Entries from a dataset:
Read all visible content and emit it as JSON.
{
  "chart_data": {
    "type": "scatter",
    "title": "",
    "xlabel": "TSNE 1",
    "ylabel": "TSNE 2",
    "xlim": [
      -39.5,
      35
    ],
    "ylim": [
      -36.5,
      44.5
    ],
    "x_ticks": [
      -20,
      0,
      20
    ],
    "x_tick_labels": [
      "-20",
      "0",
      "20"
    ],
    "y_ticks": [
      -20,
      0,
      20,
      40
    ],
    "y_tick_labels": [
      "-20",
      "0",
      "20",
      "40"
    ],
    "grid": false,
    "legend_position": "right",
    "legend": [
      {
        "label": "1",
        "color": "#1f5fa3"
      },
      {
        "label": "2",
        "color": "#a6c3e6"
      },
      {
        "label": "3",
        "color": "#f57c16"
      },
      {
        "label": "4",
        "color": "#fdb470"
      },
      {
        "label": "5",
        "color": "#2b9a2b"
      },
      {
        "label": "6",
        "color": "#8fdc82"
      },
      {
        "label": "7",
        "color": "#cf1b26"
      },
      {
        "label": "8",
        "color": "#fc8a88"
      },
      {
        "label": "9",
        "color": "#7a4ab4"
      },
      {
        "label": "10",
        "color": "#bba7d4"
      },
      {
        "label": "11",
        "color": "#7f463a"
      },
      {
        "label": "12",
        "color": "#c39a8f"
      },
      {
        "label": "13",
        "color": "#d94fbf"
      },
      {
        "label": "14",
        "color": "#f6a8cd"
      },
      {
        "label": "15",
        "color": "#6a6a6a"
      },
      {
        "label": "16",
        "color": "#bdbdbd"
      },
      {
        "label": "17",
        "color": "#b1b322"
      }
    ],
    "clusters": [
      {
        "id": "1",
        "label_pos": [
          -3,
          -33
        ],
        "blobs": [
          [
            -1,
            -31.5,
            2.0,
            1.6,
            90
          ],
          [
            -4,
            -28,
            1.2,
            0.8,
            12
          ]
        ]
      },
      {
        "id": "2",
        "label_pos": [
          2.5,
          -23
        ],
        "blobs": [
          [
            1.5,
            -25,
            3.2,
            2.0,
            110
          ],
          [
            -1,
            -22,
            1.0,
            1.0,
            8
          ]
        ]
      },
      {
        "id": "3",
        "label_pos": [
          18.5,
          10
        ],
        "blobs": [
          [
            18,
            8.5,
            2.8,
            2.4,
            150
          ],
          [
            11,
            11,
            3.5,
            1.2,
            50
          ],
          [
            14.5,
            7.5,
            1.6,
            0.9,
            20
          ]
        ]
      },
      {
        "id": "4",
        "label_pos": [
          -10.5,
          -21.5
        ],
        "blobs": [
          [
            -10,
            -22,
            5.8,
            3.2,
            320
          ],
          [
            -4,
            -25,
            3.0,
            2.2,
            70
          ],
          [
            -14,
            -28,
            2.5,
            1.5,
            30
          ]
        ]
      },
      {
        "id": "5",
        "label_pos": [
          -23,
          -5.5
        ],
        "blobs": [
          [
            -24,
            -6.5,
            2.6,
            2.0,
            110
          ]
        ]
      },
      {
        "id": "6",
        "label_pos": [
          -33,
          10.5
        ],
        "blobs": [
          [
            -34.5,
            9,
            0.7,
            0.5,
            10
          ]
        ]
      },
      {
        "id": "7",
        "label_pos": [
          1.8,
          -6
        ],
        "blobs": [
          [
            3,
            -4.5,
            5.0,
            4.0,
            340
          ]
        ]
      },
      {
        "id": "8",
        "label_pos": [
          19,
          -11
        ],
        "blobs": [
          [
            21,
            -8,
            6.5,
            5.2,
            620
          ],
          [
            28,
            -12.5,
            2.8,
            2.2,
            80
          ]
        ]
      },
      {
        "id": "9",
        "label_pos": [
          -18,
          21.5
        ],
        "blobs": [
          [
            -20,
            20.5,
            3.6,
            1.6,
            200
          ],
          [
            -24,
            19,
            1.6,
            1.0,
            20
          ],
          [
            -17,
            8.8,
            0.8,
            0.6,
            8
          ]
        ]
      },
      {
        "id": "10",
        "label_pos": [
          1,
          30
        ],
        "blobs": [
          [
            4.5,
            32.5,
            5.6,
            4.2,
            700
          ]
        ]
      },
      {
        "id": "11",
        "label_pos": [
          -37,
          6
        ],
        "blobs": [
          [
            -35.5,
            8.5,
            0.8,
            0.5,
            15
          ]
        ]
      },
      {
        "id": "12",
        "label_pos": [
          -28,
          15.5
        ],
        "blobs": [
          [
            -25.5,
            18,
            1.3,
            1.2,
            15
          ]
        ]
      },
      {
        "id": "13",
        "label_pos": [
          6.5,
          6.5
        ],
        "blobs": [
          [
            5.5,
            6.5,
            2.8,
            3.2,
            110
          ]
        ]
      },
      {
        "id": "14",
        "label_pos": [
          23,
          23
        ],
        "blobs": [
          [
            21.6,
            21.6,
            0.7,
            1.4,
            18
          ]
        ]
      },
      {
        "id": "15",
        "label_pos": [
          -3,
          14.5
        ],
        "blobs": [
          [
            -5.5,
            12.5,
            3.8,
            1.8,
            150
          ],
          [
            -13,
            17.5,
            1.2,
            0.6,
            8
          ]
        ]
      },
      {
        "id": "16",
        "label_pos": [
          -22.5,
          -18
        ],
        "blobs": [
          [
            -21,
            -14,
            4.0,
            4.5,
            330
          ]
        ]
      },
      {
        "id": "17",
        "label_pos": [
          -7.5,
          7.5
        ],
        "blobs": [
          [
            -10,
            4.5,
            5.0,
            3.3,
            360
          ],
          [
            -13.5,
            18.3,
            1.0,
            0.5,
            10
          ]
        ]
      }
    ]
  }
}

*WHAT THIS TASK INVOLVES*. Return the listing above word for word.

*RESPONSE TO THE EXERCISE*.
Read all visible content and emit it as JSON.
{
  "chart_data": {
    "type": "scatter",
    "title": "",
    "xlabel": "TSNE 1",
    "ylabel": "TSNE 2",
    "xlim": [
      -39.5,
      35
    ],
    "ylim": [
      -36.5,
      44.5
    ],
    "x_ticks": [
      -20,
      0,
      20
    ],
    "x_tick_labels": [
      "-20",
      "0",
      "20"
    ],
    "y_ticks": [
      -20,
      0,
      20,
      40
    ],
    "y_tick_labels": [
      "-20",
      "0",
      "20",
      "40"
    ],
    "grid": false,
    "legend_position": "right",
    "legend": [
      {
        "label": "1",
        "color": "#1f5fa3"
      },
      {
        "label": "2",
        "color": "#a6c3e6"
      },
      {
        "label": "3",
        "color": "#f57c16"
      },
      {
        "label": "4",
        "color": "#fdb470"
      },
      {
        "label": "5",
        "color": "#2b9a2b"
      },
      {
        "label": "6",
        "color": "#8fdc82"
      },
      {
        "label": "7",
        "color": "#cf1b26"
      },
      {
        "label": "8",
        "color": "#fc8a88"
      },
      {
        "label": "9",
        "color": "#7a4ab4"
      },
      {
        "label": "10",
        "color": "#bba7d4"
      },
      {
        "label": "11",
        "color": "#7f463a"
      },
      {
        "label": "12",
        "color": "#c39a8f"
      },
      {
        "label": "13",
        "color": "#d94fbf"
      },
      {
        "label": "14",
        "color": "#f6a8cd"
      },
      {
        "label": "15",
        "color": "#6a6a6a"
      },
      {
        "label": "16",
        "color": "#bdbdbd"
      },
      {
        "label": "17",
        "color": "#b1b322"
      }
    ],
    "clusters": [
      {
        "id": "1",
        "label_pos": [
          -3,
          -33
        ],
        "blobs": [
          [
            -1,
            -31.5,
            2.0,
            1.6,
            90
          ],
          [
            -4,
            -28,
            1.2,
            0.8,
            12
          ]
        ]
      },
      {
        "id": "2",
        "label_pos": [
          2.5,
          -23
        ],
        "blobs": [
          [
            1.5,
            -25,
            3.2,
            2.0,
            110
          ],
          [
            -1,
            -22,
            1.0,
            1.0,
            8
          ]
        ]
      },
      {
        "id": "3",
        "label_pos": [
          18.5,
          10
        ],
        "blobs": [
          [
            18,
            8.5,
            2.8,
            2.4,
            150
          ],
          [
            11,
            11,
            3.5,
            1.2,
            50
          ],
          [
            14.5,
            7.5,
            1.6,
            0.9,
            20
          ]
        ]
      },
      {
        "id": "4",
        "label_pos": [
          -10.5,
          -21.5
        ],
        "blobs": [
          [
            -10,
            -22,
            5.8,
            3.2,
            320
          ],
          [
            -4,
            -25,
            3.0,
            2.2,
            70
          ],
          [
            -14,
            -28,
            2.5,
            1.5,
            30
          ]
        ]
      },
      {
        "id": "5",
        "label_pos": [
          -23,
          -5.5
        ],
        "blobs": [
          [
            -24,
            -6.5,
            2.6,
            2.0,
            110
          ]
        ]
      },
      {
        "id": "6",
        "label_pos": [
          -33,
          10.5
        ],
        "blobs": [
          [
            -34.5,
            9,
            0.7,
            0.5,
            10
          ]
        ]
      },
      {
        "id": "7",
        "label_pos": [
          1.8,
          -6
        ],
        "blobs": [
          [
            3,
            -4.5,
            5.0,
            4.0,
            340
          ]
        ]
      },
      {
        "id": "8",
        "label_pos": [
          19,
          -11
        ],
        "blobs": [
          [
            21,
            -8,
            6.5,
            5.2,
            620
          ],
          [
            28,
            -12.5,
            2.8,
            2.2,
            80
          ]
        ]
      },
      {
        "id": "9",
        "label_pos": [
          -18,
          21.5
        ],
        "blobs": [
          [
            -20,
            20.5,
            3.6,
            1.6,
            200
          ],
          [
            -24,
            19,
            1.6,
            1.0,
            20
          ],
          [
            -17,
            8.8,
            0.8,
            0.6,
            8
          ]
        ]
      },
      {
        "id": "10",
        "label_pos": [
          1,
          30
        ],
        "blobs": [
          [
            4.5,
            32.5,
            5.6,
            4.2,
            700
          ]
        ]
      },
      {
        "id": "11",
        "label_pos": [
          -37,
          6
        ],
        "blobs": [
          [
            -35.5,
            8.5,
            0.8,
            0.5,
            15
          ]
        ]
      },
      {
        "id": "12",
        "label_pos": [
          -28,
          15.5
        ],
        "blobs": [
          [
            -25.5,
            18,
            1.3,
            1.2,
            15
          ]
        ]
      },
      {
        "id": "13",
        "label_pos": [
          6.5,
          6.5
        ],
        "blobs": [
          [
            5.5,
            6.5,
            2.8,
            3.2,
            110
          ]
        ]
      },
      {
        "id": "14",
        "label_pos": [
          23,
          23
        ],
        "blobs": [
          [
            21.6,
            21.6,
            0.7,
            1.4,
            18
          ]
        ]
      },
      {
        "id": "15",
        "label_pos": [
          -3,
          14.5
        ],
        "blobs": [
          [
            -5.5,
            12.5,
            3.8,
            1.8,
            150
          ],
          [
            -13,
            17.5,
            1.2,
            0.6,
            8
          ]
        ]
      },
      {
        "id": "16",
        "label_pos": [
          -22.5,
          -18
        ],
        "blobs": [
          [
            -21,
            -14,
            4.0,
            4.5,
            330
          ]
        ]
      },
      {
        "id": "17",
        "label_pos": [
          -7.5,
          7.5
        ],
        "blobs": [
          [
            -10,
            4.5,
            5.0,
            3.3,
            360
          ],
          [
            -13.5,
            18.3,
            1.0,
            0.5,
            10
          ]
        ]
      }
    ]
  }
}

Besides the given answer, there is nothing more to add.